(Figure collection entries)
* START *

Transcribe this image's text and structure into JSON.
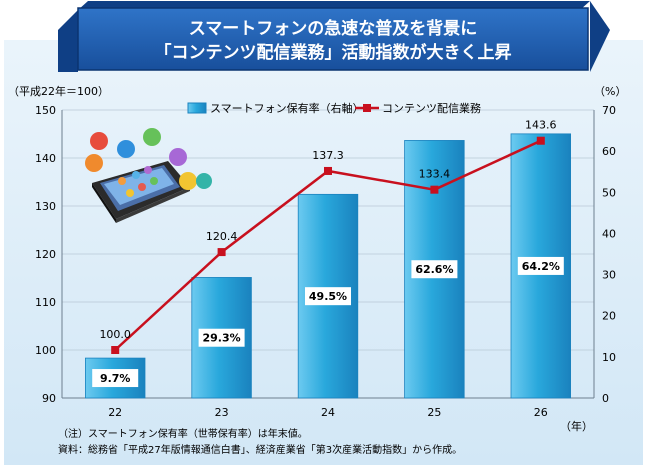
{
  "chart_data": {
    "type": "bar+line",
    "title_line1": "スマートフォンの急速な普及を背景に",
    "title_line2": "「コンテンツ配信業務」活動指数が大きく上昇",
    "left_axis_unit": "（平成22年＝100）",
    "right_axis_unit": "（%）",
    "x_axis_unit": "（年）",
    "categories": [
      "22",
      "23",
      "24",
      "25",
      "26"
    ],
    "left_axis": {
      "min": 90,
      "max": 150,
      "ticks": [
        90,
        100,
        110,
        120,
        130,
        140,
        150
      ]
    },
    "right_axis": {
      "min": 0,
      "max": 70,
      "ticks": [
        0,
        10,
        20,
        30,
        40,
        50,
        60,
        70
      ]
    },
    "series": [
      {
        "name": "スマートフォン保有率（右軸）",
        "type": "bar",
        "axis": "right",
        "values": [
          9.7,
          29.3,
          49.5,
          62.6,
          64.2
        ],
        "labels": [
          "9.7%",
          "29.3%",
          "49.5%",
          "62.6%",
          "64.2%"
        ],
        "color": "#29a8dc"
      },
      {
        "name": "コンテンツ配信業務",
        "type": "line",
        "axis": "left",
        "values": [
          100.0,
          120.4,
          137.3,
          133.4,
          143.6
        ],
        "labels": [
          "100.0",
          "120.4",
          "137.3",
          "133.4",
          "143.6"
        ],
        "color": "#c8101e"
      }
    ],
    "notes": [
      "（注）スマートフォン保有率（世帯保有率）は年末値。",
      "資料：総務省「平成27年版情報通信白書」、経済産業省「第3次産業活動指数」から作成。"
    ],
    "colors": {
      "banner": "#1f5fb0",
      "banner_border": "#0f3f85",
      "plot_bg": "#dfeef9",
      "line": "#c8101e",
      "bar": "#29a8dc"
    }
  }
}
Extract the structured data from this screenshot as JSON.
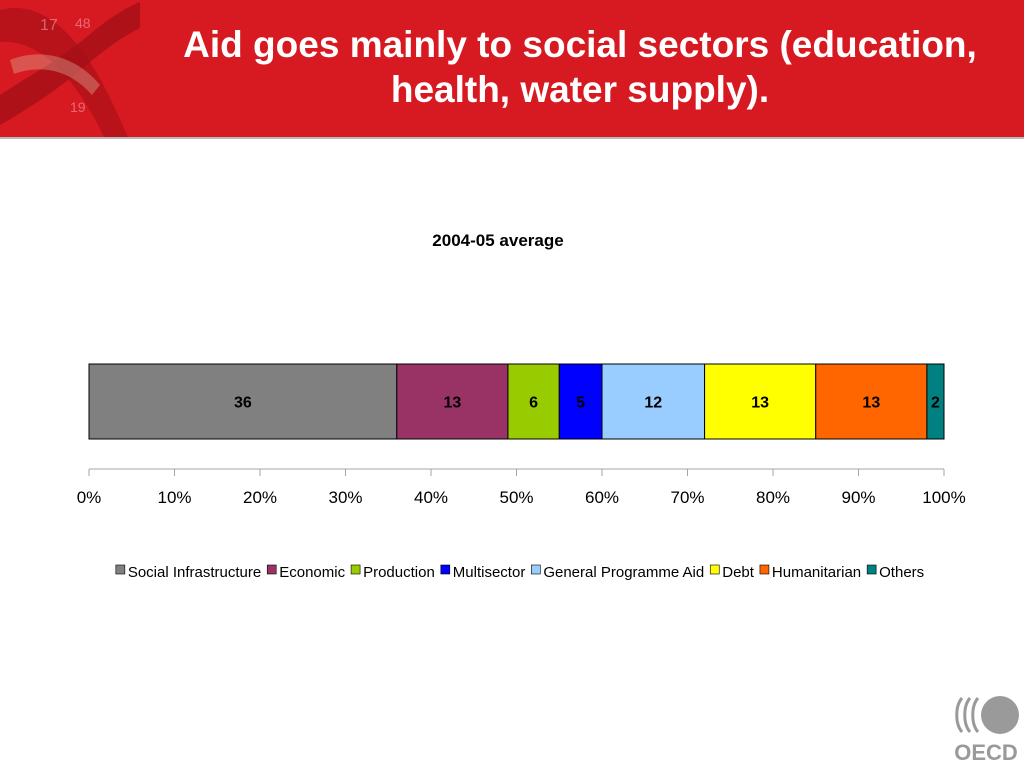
{
  "slide": {
    "title_line1": "Aid goes mainly to social sectors (education,",
    "title_line2": "health, water supply).",
    "logo_text": "OECD",
    "brand_color": "#d71921"
  },
  "chart_data": {
    "type": "bar",
    "orientation": "horizontal",
    "stacked": true,
    "title": "2004-05 average",
    "xlabel": "",
    "ylabel": "",
    "xlim": [
      0,
      100
    ],
    "x_tick_labels": [
      "0%",
      "10%",
      "20%",
      "30%",
      "40%",
      "50%",
      "60%",
      "70%",
      "80%",
      "90%",
      "100%"
    ],
    "categories": [
      "2004-05 average"
    ],
    "series": [
      {
        "name": "Social Infrastructure",
        "values": [
          36
        ],
        "color": "#808080"
      },
      {
        "name": "Economic",
        "values": [
          13
        ],
        "color": "#993366"
      },
      {
        "name": "Production",
        "values": [
          6
        ],
        "color": "#99cc00"
      },
      {
        "name": "Multisector",
        "values": [
          5
        ],
        "color": "#0000ff"
      },
      {
        "name": "General Programme Aid",
        "values": [
          12
        ],
        "color": "#99ccff"
      },
      {
        "name": "Debt",
        "values": [
          13
        ],
        "color": "#ffff00"
      },
      {
        "name": "Humanitarian",
        "values": [
          13
        ],
        "color": "#ff6600"
      },
      {
        "name": "Others",
        "values": [
          2
        ],
        "color": "#008080"
      }
    ],
    "grid": false,
    "legend_position": "bottom"
  }
}
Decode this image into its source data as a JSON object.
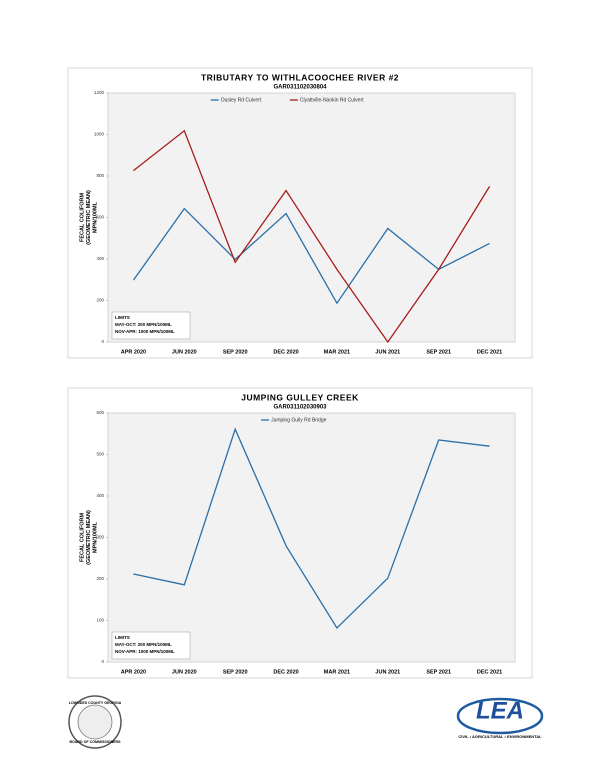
{
  "chart_data": [
    {
      "type": "line",
      "title": "TRIBUTARY TO WITHLACOOCHEE RIVER #2",
      "subtitle": "GAR031102030804",
      "ylabel": [
        "FECAL COLIFORM",
        "(GEOMETRIC MEAN)",
        "MPN/100ML"
      ],
      "categories": [
        "APR 2020",
        "JUN 2020",
        "SEP 2020",
        "DEC 2020",
        "MAR 2021",
        "JUN 2021",
        "SEP 2021",
        "DEC 2021"
      ],
      "series": [
        {
          "name": "Ousley Rd Culvert",
          "color": "#2a6fa8",
          "values": [
            298,
            643,
            398,
            619,
            187,
            547,
            350,
            475
          ]
        },
        {
          "name": "Clyattville-Nankin Rd Culvert",
          "color": "#a61e1a",
          "values": [
            826,
            1018,
            384,
            730,
            350,
            0,
            350,
            750
          ]
        }
      ],
      "ylim": [
        0,
        1200
      ],
      "yticks": [
        0,
        200,
        400,
        600,
        800,
        1000,
        1200
      ],
      "annotation": [
        "LIMITS",
        "MAY-OCT: 200 MPN/100ML",
        "NOV-APR: 1000 MPN/100ML"
      ]
    },
    {
      "type": "line",
      "title": "JUMPING GULLEY CREEK",
      "subtitle": "GAR031102030903",
      "ylabel": [
        "FECAL COLIFORM",
        "(GEOMETRIC MEAN)",
        "MPN/100ML"
      ],
      "categories": [
        "APR 2020",
        "JUN 2020",
        "SEP 2020",
        "DEC 2020",
        "MAR 2021",
        "JUN 2021",
        "SEP 2021",
        "DEC 2021"
      ],
      "series": [
        {
          "name": "Jumping Gully Rd Bridge",
          "color": "#2a6fa8",
          "values": [
            212,
            186,
            561,
            280,
            82,
            202,
            535,
            520
          ]
        }
      ],
      "ylim": [
        0,
        600
      ],
      "yticks": [
        0,
        100,
        200,
        300,
        400,
        500,
        600
      ],
      "annotation": [
        "LIMITS",
        "MAY-OCT: 200 MPN/100ML",
        "NOV-APR: 1000 MPN/100ML"
      ]
    }
  ],
  "logos": {
    "seal": [
      "LOWNDES COUNTY GEORGIA",
      "BOARD OF COMMISSIONERS"
    ],
    "lea": "LEA",
    "lea_tagline": "CIVIL • AGRICULTURAL • ENVIRONMENTAL"
  }
}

* END *

#### What this task involves
Extract every line that has the string "JSON" in it.

#### The solution
Transcribe this image's text and structure into JSON.
Extract the structured data from this screenshot as JSON.
Decode this image into its source data as a JSON object.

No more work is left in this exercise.